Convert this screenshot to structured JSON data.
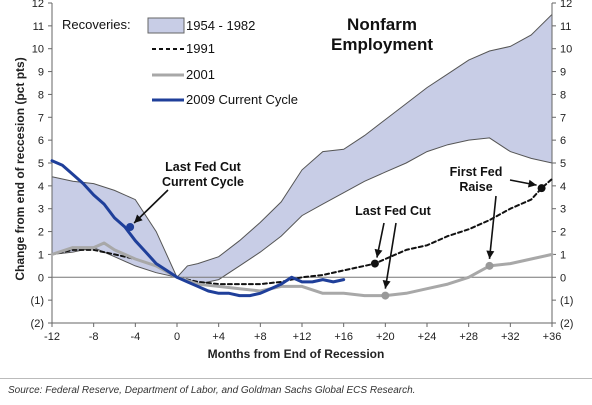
{
  "chart_data": {
    "type": "line",
    "title": "Nonfarm Employment",
    "title_lines": [
      "Nonfarm",
      "Employment"
    ],
    "xlabel": "Months from End of Recession",
    "ylabel": "Change from end of reccesion (pct pts)",
    "xlim": [
      -12,
      36
    ],
    "ylim": [
      -2,
      12
    ],
    "x_ticks": [
      -12,
      -8,
      -4,
      0,
      4,
      8,
      12,
      16,
      20,
      24,
      28,
      32,
      36
    ],
    "x_tick_labels": [
      "-12",
      "-8",
      "-4",
      "0",
      "+4",
      "+8",
      "+12",
      "+16",
      "+20",
      "+24",
      "+28",
      "+32",
      "+36"
    ],
    "y_ticks": [
      -2,
      -1,
      0,
      1,
      2,
      3,
      4,
      5,
      6,
      7,
      8,
      9,
      10,
      11,
      12
    ],
    "y_tick_labels": [
      "(2)",
      "(1)",
      "0",
      "1",
      "2",
      "3",
      "4",
      "5",
      "6",
      "7",
      "8",
      "9",
      "10",
      "11",
      "12"
    ],
    "grid": false,
    "legend_title": "Recoveries:",
    "legend_position": "top-left",
    "series": [
      {
        "name": "1954 - 1982",
        "kind": "band",
        "color": "#c8cde6",
        "x": [
          -12,
          -10,
          -8,
          -6,
          -4,
          -2,
          0,
          1,
          2,
          4,
          6,
          8,
          10,
          12,
          14,
          16,
          18,
          20,
          22,
          24,
          26,
          28,
          30,
          32,
          34,
          36
        ],
        "upper": [
          4.4,
          4.2,
          4.1,
          3.8,
          3.4,
          2.0,
          0.0,
          0.5,
          0.6,
          0.9,
          1.6,
          2.4,
          3.3,
          4.7,
          5.5,
          5.6,
          6.2,
          6.9,
          7.6,
          8.3,
          8.9,
          9.5,
          9.9,
          10.1,
          10.6,
          11.5
        ],
        "lower": [
          1.0,
          1.1,
          1.3,
          0.9,
          0.5,
          0.2,
          0.0,
          -0.2,
          -0.3,
          -0.1,
          0.5,
          1.1,
          1.8,
          2.7,
          3.2,
          3.7,
          4.2,
          4.6,
          5.0,
          5.5,
          5.8,
          6.0,
          6.1,
          5.5,
          5.2,
          5.0
        ]
      },
      {
        "name": "1991",
        "kind": "line",
        "color": "#111111",
        "dash": "4,3",
        "x": [
          -12,
          -10,
          -8,
          -6,
          -4,
          -2,
          0,
          2,
          4,
          6,
          8,
          10,
          12,
          14,
          16,
          18,
          19,
          20,
          22,
          24,
          26,
          28,
          30,
          32,
          34,
          35,
          36
        ],
        "y": [
          1.0,
          1.2,
          1.2,
          1.0,
          0.8,
          0.5,
          0.0,
          -0.2,
          -0.3,
          -0.3,
          -0.3,
          -0.2,
          0.0,
          0.1,
          0.3,
          0.5,
          0.6,
          0.8,
          1.2,
          1.4,
          1.8,
          2.1,
          2.5,
          3.0,
          3.4,
          3.9,
          4.3
        ]
      },
      {
        "name": "2001",
        "kind": "line",
        "color": "#a8a8a8",
        "x": [
          -12,
          -10,
          -8,
          -7,
          -6,
          -4,
          -2,
          0,
          2,
          4,
          6,
          8,
          10,
          12,
          14,
          16,
          18,
          20,
          22,
          24,
          26,
          28,
          30,
          32,
          34,
          36
        ],
        "y": [
          1.0,
          1.3,
          1.3,
          1.5,
          1.2,
          0.8,
          0.5,
          0.0,
          -0.3,
          -0.4,
          -0.5,
          -0.6,
          -0.4,
          -0.4,
          -0.7,
          -0.7,
          -0.8,
          -0.8,
          -0.7,
          -0.5,
          -0.3,
          0.0,
          0.5,
          0.6,
          0.8,
          1.0
        ]
      },
      {
        "name": "2009 Current Cycle",
        "kind": "line",
        "color": "#1f3f9a",
        "x": [
          -12,
          -11,
          -10,
          -9,
          -8,
          -7,
          -6,
          -5,
          -4,
          -3,
          -2,
          -1,
          0,
          1,
          2,
          3,
          4,
          5,
          6,
          7,
          8,
          9,
          10,
          11,
          12,
          13,
          14,
          15,
          16
        ],
        "y": [
          5.1,
          4.9,
          4.5,
          4.1,
          3.6,
          3.2,
          2.6,
          2.2,
          1.6,
          1.1,
          0.6,
          0.3,
          0.0,
          -0.2,
          -0.4,
          -0.6,
          -0.7,
          -0.7,
          -0.8,
          -0.8,
          -0.7,
          -0.5,
          -0.3,
          0.0,
          -0.2,
          -0.2,
          -0.1,
          -0.2,
          -0.1
        ]
      }
    ],
    "annotations": [
      {
        "lines": [
          "Last Fed Cut",
          "Current Cycle"
        ],
        "point": [
          -4.5,
          2.2
        ],
        "series": "2009 Current Cycle"
      },
      {
        "lines": [
          "Last Fed Cut"
        ],
        "point": [
          19,
          0.6
        ],
        "point2": [
          20,
          -0.8
        ],
        "series": "1991"
      },
      {
        "lines": [
          "First Fed",
          "Raise"
        ],
        "point": [
          35,
          3.9
        ],
        "point2": [
          30,
          0.5
        ],
        "series": "1991"
      }
    ]
  },
  "source_note": "Source: Federal Reserve, Department of Labor, and Goldman Sachs Global ECS Research."
}
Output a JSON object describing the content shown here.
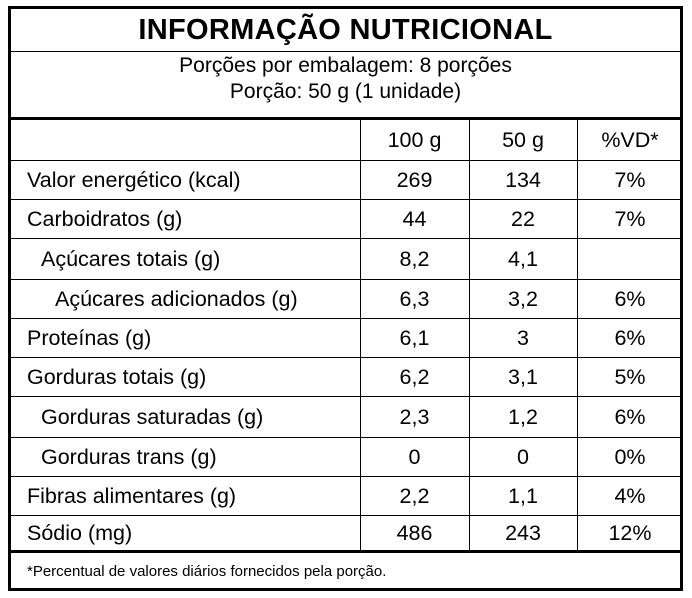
{
  "title": "INFORMAÇÃO NUTRICIONAL",
  "servings_per_package": "Porções por embalagem: 8 porções",
  "serving_size": "Porção: 50 g (1 unidade)",
  "columns": [
    "100 g",
    "50 g",
    "%VD*"
  ],
  "rows": [
    {
      "name": "Valor energético (kcal)",
      "per100": "269",
      "per_serving": "134",
      "dv": "7%"
    },
    {
      "name": "Carboidratos (g)",
      "per100": "44",
      "per_serving": "22",
      "dv": "7%"
    },
    {
      "name": "Açúcares totais (g)",
      "per100": "8,2",
      "per_serving": "4,1",
      "dv": ""
    },
    {
      "name": "Açúcares adicionados (g)",
      "per100": "6,3",
      "per_serving": "3,2",
      "dv": "6%"
    },
    {
      "name": "Proteínas (g)",
      "per100": "6,1",
      "per_serving": "3",
      "dv": "6%"
    },
    {
      "name": "Gorduras totais (g)",
      "per100": "6,2",
      "per_serving": "3,1",
      "dv": "5%"
    },
    {
      "name": "Gorduras saturadas (g)",
      "per100": "2,3",
      "per_serving": "1,2",
      "dv": "6%"
    },
    {
      "name": "Gorduras trans (g)",
      "per100": "0",
      "per_serving": "0",
      "dv": "0%"
    },
    {
      "name": "Fibras alimentares (g)",
      "per100": "2,2",
      "per_serving": "1,1",
      "dv": "4%"
    },
    {
      "name": "Sódio (mg)",
      "per100": "486",
      "per_serving": "243",
      "dv": "12%"
    }
  ],
  "footnote": "*Percentual de valores diários fornecidos pela porção."
}
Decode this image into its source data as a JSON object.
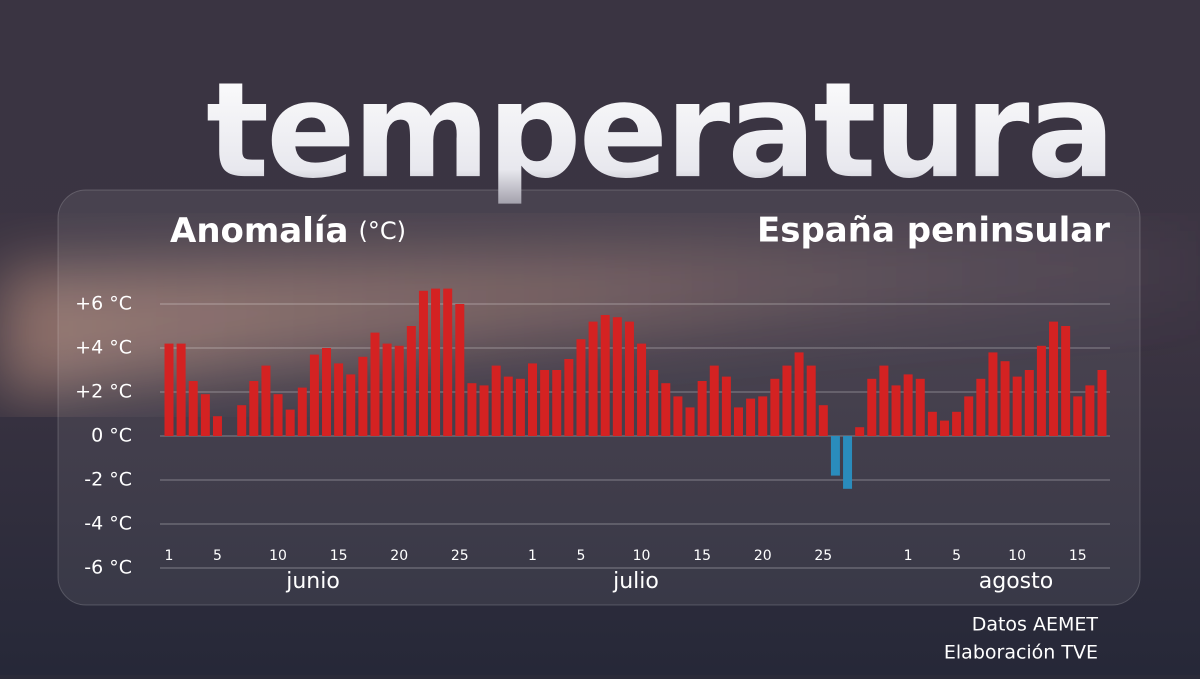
{
  "header": {
    "title": "temperatura"
  },
  "chart_data": {
    "type": "bar",
    "title": "Anomalía",
    "unit": "(°C)",
    "subtitle": "España peninsular",
    "categories": [
      "1",
      null,
      null,
      null,
      "5",
      null,
      null,
      null,
      null,
      "10",
      null,
      null,
      null,
      null,
      "15",
      null,
      null,
      null,
      null,
      "20",
      null,
      null,
      null,
      null,
      "25",
      null,
      null,
      null,
      null,
      null,
      "1",
      null,
      null,
      null,
      "5",
      null,
      null,
      null,
      null,
      "10",
      null,
      null,
      null,
      null,
      "15",
      null,
      null,
      null,
      null,
      "20",
      null,
      null,
      null,
      null,
      "25",
      null,
      null,
      null,
      null,
      null,
      null,
      "1",
      null,
      null,
      null,
      "5",
      null,
      null,
      null,
      null,
      "10",
      null,
      null,
      null,
      null,
      "15",
      null,
      null
    ],
    "months": [
      "junio",
      "julio",
      "agosto"
    ],
    "values": [
      4.2,
      4.2,
      2.5,
      1.9,
      0.9,
      null,
      1.4,
      2.5,
      3.2,
      1.9,
      1.2,
      2.2,
      3.7,
      4.0,
      3.3,
      2.8,
      3.6,
      4.7,
      4.2,
      4.1,
      5.0,
      6.6,
      6.7,
      6.7,
      6.0,
      2.4,
      2.3,
      3.2,
      2.7,
      2.6,
      3.3,
      3.0,
      3.0,
      3.5,
      4.4,
      5.2,
      5.5,
      5.4,
      5.2,
      4.2,
      3.0,
      2.4,
      1.8,
      1.3,
      2.5,
      3.2,
      2.7,
      1.3,
      1.7,
      1.8,
      2.6,
      3.2,
      3.8,
      3.2,
      1.4,
      -1.8,
      -2.4,
      0.4,
      2.6,
      3.2,
      2.3,
      2.8,
      2.6,
      1.1,
      0.7,
      1.1,
      1.8,
      2.6,
      3.8,
      3.4,
      2.7,
      3.0,
      4.1,
      5.2,
      5.0,
      1.8,
      2.3,
      3.0
    ],
    "color": "#d42222",
    "negative_color": "#2a8cbc",
    "ylim": [
      -6,
      6
    ],
    "yticks": [
      {
        "value": -6,
        "label": "-6 °C"
      },
      {
        "value": -4,
        "label": "-4 °C"
      },
      {
        "value": -2,
        "label": "-2 °C"
      },
      {
        "value": 0,
        "label": "0 °C"
      },
      {
        "value": 2,
        "label": "+2 °C"
      },
      {
        "value": 4,
        "label": "+4 °C"
      },
      {
        "value": 6,
        "label": "+6 °C"
      }
    ],
    "grid": true
  },
  "footer": {
    "source": "Datos AEMET",
    "credit": "Elaboración TVE"
  }
}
===============
**Exercise goal:**
Pull out each line of the listing that holds the string "series".

**Task result:**
    "series": [
        "series": "2009 Current Cycle"
        "series": "1991"
        "series": "1991"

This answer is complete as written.